:: Brief ::
Return all lines below containing the word "difficulty".
▽
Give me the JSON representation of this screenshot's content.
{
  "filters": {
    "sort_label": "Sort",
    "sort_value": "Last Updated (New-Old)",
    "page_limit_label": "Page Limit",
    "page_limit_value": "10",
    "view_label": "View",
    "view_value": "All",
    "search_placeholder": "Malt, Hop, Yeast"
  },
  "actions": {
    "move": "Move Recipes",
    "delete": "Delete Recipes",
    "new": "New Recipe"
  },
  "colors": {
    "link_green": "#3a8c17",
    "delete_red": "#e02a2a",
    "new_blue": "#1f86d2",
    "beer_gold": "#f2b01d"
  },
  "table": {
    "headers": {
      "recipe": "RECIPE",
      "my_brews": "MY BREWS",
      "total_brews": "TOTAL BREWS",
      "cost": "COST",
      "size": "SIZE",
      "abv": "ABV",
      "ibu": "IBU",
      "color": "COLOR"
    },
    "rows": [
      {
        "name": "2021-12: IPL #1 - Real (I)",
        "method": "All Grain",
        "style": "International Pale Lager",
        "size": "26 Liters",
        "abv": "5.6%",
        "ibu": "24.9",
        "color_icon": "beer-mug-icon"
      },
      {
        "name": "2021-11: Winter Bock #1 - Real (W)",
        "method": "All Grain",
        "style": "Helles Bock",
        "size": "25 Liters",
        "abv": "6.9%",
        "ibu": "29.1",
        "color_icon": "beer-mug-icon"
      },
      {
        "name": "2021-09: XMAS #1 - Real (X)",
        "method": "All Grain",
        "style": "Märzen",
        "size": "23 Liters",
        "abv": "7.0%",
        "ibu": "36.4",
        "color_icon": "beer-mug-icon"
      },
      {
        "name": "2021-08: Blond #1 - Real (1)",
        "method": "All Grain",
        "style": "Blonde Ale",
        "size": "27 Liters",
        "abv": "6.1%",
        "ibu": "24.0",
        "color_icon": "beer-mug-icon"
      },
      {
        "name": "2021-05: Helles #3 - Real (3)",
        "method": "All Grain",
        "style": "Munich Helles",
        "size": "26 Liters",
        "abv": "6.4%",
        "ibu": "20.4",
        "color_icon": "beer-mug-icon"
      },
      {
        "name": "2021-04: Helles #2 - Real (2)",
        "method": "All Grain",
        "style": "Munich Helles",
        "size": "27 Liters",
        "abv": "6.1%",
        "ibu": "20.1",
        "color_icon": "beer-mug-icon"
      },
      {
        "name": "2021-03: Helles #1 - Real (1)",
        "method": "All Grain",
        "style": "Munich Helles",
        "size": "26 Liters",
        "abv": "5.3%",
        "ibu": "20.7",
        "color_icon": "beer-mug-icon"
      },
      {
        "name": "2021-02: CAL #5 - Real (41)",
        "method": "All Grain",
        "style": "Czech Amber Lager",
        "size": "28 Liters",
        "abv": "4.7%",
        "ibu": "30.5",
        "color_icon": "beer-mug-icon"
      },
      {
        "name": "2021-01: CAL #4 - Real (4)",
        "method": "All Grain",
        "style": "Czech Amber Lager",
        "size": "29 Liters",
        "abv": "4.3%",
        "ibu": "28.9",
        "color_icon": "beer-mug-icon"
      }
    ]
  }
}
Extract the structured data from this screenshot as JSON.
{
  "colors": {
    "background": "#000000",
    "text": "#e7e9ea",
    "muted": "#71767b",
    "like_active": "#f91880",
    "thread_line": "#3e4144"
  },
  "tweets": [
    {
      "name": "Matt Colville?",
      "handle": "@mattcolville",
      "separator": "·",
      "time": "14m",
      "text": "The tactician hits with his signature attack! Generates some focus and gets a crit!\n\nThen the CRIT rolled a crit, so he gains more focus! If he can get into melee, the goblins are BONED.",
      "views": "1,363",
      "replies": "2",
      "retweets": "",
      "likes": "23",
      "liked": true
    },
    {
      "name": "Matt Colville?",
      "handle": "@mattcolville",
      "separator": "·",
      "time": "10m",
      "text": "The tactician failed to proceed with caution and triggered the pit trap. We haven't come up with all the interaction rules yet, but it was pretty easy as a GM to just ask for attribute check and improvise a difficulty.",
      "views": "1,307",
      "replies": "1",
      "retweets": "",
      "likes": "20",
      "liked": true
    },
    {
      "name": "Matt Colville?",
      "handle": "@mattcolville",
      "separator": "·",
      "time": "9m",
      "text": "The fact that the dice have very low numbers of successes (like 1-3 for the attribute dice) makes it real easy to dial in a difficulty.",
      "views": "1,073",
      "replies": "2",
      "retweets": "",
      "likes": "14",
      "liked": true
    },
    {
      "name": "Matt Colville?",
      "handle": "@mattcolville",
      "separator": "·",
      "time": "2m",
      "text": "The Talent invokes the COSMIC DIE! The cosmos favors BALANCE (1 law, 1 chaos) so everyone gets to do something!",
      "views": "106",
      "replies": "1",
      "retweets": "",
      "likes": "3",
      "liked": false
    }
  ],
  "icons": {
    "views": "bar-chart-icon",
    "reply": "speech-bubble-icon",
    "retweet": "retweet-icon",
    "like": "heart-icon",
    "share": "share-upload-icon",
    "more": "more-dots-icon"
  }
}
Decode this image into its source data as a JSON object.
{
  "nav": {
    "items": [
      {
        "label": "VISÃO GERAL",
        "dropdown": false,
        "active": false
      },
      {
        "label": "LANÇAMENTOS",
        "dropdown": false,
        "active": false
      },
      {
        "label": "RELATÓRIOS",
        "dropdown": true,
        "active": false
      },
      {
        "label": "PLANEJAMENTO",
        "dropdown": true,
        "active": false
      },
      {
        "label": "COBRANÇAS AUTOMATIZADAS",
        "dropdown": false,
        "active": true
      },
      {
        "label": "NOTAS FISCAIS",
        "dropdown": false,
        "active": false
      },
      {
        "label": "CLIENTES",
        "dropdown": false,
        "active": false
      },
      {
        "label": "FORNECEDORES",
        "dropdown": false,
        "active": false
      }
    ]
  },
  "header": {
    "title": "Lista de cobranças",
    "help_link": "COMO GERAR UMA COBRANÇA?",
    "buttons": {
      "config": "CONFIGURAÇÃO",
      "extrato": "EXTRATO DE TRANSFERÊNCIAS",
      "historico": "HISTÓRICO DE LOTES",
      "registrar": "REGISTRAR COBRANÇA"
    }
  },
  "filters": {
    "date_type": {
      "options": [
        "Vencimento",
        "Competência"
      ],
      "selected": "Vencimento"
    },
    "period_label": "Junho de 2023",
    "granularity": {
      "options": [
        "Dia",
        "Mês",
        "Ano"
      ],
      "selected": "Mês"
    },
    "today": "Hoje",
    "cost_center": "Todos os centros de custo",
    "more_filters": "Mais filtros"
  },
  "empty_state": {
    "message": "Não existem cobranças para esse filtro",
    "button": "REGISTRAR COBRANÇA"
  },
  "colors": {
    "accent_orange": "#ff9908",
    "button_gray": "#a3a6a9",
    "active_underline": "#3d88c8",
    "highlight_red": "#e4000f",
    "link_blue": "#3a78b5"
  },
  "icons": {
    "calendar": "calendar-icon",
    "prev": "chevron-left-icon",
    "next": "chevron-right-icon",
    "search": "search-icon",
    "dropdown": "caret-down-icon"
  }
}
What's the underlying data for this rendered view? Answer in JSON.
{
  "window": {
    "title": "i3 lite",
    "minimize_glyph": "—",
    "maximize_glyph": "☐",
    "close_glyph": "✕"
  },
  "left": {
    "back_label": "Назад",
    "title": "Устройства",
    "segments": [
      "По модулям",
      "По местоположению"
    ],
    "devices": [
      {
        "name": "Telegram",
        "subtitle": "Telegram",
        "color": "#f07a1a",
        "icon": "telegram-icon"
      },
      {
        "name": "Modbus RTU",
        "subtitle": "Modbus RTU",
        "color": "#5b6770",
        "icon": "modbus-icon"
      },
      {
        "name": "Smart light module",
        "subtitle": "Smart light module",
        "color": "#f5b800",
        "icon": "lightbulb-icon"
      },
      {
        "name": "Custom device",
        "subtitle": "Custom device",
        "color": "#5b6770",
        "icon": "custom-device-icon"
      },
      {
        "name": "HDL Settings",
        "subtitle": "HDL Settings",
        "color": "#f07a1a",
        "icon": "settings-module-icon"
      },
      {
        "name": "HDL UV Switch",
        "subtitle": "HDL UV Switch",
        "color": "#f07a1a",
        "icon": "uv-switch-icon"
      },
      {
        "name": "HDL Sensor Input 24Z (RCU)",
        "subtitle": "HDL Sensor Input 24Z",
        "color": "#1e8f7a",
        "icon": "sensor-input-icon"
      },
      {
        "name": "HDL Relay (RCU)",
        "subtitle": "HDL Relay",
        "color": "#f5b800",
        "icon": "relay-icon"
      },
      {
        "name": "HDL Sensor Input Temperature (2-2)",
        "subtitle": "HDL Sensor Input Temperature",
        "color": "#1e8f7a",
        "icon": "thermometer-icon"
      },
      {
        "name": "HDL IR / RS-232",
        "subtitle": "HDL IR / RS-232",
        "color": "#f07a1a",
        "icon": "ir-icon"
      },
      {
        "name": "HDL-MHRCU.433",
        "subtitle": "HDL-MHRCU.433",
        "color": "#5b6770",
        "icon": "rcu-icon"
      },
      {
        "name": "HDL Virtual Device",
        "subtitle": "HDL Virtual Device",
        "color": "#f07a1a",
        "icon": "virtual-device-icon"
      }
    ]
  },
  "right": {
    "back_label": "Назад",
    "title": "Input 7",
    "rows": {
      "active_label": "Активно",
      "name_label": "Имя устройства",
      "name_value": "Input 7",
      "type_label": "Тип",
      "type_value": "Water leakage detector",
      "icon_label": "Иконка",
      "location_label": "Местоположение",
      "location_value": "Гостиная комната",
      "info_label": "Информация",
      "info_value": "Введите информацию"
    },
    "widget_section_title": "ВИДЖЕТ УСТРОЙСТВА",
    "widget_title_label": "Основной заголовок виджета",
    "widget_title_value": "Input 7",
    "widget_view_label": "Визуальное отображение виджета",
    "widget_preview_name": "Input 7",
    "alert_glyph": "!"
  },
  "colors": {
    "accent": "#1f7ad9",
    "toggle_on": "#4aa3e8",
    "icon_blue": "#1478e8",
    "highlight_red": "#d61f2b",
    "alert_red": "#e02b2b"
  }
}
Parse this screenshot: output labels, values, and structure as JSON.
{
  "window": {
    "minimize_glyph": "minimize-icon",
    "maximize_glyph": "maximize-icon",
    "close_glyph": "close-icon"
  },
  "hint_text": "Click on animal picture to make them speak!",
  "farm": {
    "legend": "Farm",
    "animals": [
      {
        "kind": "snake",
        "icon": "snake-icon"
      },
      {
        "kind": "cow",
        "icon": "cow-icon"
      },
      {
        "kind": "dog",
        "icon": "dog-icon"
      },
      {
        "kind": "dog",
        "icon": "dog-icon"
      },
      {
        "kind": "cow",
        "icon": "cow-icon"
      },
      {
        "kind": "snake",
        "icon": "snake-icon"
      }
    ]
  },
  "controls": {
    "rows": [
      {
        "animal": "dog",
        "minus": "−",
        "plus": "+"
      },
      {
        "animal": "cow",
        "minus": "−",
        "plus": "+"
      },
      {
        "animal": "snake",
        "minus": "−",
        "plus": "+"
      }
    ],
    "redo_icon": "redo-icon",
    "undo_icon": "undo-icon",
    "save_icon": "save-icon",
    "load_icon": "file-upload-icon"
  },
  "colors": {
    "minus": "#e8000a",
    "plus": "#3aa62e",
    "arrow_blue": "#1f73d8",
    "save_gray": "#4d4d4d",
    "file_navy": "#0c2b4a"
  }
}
△
:: Task result ::
      "text": "The tactician failed to proceed with caution and triggered the pit trap. We haven't come up with all the interaction rules yet, but it was pretty easy as a GM to just ask for attribute check and improvise a difficulty.",
      "text": "The fact that the dice have very low numbers of successes (like 1-3 for the attribute dice) makes it real easy to dial in a difficulty.",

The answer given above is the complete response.